"""
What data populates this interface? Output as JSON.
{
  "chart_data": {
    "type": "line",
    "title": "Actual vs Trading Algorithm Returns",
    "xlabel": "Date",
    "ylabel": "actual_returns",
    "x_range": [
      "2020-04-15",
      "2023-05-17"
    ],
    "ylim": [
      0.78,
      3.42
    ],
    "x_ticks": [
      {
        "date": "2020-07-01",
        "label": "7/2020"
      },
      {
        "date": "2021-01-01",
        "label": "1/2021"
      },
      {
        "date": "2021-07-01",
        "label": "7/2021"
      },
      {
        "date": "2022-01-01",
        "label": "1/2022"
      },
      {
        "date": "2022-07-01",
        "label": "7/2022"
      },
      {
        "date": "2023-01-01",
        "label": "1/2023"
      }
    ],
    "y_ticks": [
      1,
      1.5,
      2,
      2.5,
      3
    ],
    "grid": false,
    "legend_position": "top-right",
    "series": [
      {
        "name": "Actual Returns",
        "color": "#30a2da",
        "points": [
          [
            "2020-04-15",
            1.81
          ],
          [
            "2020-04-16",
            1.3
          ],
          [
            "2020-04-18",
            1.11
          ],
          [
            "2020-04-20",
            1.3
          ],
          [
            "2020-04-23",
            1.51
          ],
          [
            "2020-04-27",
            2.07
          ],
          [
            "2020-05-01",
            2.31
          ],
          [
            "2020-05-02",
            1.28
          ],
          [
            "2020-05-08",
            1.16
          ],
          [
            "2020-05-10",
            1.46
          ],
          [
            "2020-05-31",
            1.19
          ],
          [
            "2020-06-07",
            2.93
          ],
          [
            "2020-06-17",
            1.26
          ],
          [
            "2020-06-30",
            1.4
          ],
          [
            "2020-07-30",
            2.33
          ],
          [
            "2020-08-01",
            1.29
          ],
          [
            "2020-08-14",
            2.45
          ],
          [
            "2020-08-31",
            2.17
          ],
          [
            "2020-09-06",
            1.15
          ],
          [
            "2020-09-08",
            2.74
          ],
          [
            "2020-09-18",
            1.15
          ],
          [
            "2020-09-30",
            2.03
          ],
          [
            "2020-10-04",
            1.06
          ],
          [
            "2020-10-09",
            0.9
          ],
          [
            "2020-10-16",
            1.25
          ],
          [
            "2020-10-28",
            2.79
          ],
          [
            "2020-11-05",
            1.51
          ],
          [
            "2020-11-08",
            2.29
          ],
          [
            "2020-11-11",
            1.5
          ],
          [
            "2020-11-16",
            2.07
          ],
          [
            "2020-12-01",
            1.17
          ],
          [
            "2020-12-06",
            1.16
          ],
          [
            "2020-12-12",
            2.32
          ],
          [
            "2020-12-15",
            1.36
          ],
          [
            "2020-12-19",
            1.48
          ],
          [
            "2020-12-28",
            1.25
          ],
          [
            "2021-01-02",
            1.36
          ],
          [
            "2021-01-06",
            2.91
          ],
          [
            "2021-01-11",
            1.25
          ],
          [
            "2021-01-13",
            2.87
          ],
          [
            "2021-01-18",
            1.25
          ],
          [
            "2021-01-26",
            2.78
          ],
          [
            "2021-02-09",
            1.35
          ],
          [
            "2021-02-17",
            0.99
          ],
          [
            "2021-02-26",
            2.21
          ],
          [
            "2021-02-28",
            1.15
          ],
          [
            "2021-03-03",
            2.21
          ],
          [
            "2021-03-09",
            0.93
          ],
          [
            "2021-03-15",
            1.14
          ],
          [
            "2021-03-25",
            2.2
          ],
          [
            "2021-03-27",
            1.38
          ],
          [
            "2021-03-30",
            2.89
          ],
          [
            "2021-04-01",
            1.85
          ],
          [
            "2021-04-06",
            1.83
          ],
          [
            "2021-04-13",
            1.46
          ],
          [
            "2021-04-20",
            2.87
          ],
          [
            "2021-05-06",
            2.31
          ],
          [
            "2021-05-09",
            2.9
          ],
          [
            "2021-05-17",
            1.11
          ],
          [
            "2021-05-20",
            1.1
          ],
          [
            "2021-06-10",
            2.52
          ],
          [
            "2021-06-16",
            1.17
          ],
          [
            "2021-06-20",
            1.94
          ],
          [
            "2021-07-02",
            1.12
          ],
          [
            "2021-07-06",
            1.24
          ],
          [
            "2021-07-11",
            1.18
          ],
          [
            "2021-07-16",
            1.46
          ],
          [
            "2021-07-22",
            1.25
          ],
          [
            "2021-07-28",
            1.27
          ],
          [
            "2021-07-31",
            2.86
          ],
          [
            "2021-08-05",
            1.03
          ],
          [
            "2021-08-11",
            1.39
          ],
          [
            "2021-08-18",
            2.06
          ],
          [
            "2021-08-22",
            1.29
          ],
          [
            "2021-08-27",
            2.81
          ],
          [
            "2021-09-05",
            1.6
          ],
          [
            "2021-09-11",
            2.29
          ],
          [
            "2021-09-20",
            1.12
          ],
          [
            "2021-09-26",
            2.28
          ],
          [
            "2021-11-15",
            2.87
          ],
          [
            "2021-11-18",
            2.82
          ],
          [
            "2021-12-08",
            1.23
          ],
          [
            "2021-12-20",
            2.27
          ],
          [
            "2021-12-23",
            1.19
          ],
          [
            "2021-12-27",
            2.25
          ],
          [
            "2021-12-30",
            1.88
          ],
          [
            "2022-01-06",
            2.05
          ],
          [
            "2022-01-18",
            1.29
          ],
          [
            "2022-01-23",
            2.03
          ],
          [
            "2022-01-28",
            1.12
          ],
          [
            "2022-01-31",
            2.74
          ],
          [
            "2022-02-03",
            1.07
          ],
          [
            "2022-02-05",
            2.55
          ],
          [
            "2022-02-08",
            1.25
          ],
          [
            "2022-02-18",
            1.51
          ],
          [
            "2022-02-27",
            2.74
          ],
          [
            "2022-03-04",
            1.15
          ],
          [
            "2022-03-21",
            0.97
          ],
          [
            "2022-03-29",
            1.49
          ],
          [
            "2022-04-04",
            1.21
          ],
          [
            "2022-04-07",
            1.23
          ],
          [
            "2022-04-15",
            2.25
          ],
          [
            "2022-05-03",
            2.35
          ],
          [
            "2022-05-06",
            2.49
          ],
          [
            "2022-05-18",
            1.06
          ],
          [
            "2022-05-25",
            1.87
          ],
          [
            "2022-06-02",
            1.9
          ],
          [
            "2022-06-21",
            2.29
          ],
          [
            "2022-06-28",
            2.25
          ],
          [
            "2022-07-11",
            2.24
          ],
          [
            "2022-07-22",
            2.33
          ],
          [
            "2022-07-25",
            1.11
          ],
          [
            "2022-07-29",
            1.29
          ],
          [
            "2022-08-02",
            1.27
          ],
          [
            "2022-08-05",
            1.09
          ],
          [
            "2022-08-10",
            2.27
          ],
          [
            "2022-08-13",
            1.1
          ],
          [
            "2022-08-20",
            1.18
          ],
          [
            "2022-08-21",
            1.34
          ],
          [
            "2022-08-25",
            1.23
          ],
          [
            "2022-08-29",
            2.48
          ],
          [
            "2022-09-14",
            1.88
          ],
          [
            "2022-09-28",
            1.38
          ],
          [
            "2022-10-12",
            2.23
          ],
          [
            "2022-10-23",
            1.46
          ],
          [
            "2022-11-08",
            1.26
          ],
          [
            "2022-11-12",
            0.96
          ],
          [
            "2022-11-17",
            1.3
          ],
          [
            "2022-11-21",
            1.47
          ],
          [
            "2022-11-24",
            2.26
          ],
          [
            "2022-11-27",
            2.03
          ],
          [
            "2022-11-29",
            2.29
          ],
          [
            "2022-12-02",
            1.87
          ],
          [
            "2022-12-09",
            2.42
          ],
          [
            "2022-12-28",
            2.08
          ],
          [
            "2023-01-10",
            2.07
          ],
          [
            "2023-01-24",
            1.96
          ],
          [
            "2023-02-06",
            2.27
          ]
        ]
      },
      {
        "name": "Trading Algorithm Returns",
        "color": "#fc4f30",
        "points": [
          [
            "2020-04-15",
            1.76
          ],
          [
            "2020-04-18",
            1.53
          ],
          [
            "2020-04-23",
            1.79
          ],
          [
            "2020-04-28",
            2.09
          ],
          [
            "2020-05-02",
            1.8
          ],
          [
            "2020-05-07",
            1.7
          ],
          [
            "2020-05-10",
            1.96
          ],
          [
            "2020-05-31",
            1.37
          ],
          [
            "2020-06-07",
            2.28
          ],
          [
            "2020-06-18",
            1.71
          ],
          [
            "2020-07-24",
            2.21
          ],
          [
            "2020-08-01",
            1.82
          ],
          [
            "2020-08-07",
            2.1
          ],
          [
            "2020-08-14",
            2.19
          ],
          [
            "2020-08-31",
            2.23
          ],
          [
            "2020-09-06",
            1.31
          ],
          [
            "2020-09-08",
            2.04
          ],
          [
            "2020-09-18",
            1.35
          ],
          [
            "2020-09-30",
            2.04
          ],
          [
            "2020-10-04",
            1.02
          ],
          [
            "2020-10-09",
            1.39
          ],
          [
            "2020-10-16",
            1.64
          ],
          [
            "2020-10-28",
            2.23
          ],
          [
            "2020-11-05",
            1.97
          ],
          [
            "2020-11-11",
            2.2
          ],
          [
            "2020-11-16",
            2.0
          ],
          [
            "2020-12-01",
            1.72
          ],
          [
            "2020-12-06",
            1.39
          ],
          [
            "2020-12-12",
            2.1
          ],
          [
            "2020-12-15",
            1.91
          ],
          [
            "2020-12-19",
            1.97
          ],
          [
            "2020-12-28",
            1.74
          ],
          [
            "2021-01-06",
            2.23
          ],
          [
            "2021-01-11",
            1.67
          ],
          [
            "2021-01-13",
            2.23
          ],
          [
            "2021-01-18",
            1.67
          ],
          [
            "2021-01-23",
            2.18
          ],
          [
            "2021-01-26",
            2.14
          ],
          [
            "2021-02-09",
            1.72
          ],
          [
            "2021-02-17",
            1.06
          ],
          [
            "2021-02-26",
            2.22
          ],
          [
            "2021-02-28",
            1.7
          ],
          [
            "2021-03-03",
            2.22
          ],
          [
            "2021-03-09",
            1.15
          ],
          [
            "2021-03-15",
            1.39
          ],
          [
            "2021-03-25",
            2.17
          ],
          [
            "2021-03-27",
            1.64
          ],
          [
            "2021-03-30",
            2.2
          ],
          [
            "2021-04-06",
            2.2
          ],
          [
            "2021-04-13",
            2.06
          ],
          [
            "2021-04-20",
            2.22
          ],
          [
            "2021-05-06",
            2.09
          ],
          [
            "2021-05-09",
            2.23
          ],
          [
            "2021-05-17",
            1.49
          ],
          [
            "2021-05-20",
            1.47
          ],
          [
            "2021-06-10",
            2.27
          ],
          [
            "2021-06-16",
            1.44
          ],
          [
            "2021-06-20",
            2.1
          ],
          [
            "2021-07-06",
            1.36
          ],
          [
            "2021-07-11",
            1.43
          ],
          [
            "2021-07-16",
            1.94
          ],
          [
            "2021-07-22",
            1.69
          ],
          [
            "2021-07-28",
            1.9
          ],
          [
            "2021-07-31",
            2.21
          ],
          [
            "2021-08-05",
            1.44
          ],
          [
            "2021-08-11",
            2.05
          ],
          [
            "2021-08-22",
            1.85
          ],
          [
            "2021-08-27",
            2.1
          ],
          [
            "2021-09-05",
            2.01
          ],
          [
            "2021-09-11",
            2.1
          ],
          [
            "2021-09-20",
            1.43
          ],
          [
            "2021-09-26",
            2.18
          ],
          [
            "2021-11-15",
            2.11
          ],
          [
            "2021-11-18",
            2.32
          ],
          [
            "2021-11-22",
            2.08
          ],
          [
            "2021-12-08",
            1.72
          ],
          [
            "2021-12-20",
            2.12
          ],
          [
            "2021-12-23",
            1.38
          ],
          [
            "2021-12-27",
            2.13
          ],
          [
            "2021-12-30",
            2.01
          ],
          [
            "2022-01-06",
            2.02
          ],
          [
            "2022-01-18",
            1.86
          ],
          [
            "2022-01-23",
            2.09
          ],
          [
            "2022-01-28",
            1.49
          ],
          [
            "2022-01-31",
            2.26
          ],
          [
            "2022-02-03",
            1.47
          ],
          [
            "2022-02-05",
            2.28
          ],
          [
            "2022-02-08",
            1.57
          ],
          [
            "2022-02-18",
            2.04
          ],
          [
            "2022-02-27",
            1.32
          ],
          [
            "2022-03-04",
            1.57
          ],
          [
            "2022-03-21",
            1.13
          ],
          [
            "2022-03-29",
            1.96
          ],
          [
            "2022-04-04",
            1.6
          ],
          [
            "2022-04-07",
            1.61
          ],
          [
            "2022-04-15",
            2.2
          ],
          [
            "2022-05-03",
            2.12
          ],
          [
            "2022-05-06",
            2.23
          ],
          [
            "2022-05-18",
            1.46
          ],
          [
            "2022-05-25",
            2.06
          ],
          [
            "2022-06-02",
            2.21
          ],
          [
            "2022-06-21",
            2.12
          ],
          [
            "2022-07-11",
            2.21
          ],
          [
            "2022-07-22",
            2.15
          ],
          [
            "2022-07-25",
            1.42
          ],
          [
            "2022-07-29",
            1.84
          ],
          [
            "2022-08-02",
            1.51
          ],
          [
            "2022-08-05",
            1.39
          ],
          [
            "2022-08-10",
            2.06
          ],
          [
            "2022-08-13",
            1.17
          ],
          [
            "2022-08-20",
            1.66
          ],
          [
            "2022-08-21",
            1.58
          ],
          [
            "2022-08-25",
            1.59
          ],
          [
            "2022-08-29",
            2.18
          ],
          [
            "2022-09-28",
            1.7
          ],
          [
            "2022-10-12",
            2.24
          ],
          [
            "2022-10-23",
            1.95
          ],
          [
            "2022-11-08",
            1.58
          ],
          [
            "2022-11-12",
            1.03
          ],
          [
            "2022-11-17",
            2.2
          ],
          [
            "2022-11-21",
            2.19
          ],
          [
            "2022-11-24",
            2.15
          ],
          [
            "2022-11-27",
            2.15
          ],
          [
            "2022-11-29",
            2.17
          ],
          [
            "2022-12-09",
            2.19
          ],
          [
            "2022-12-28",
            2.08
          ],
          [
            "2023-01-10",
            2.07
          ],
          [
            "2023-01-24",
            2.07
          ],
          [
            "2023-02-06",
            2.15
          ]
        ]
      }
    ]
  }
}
"""
Return a copy of every line that includes the word "Algorithm".

    "title": "Actual vs Trading Algorithm Returns",
        "name": "Trading Algorithm Returns",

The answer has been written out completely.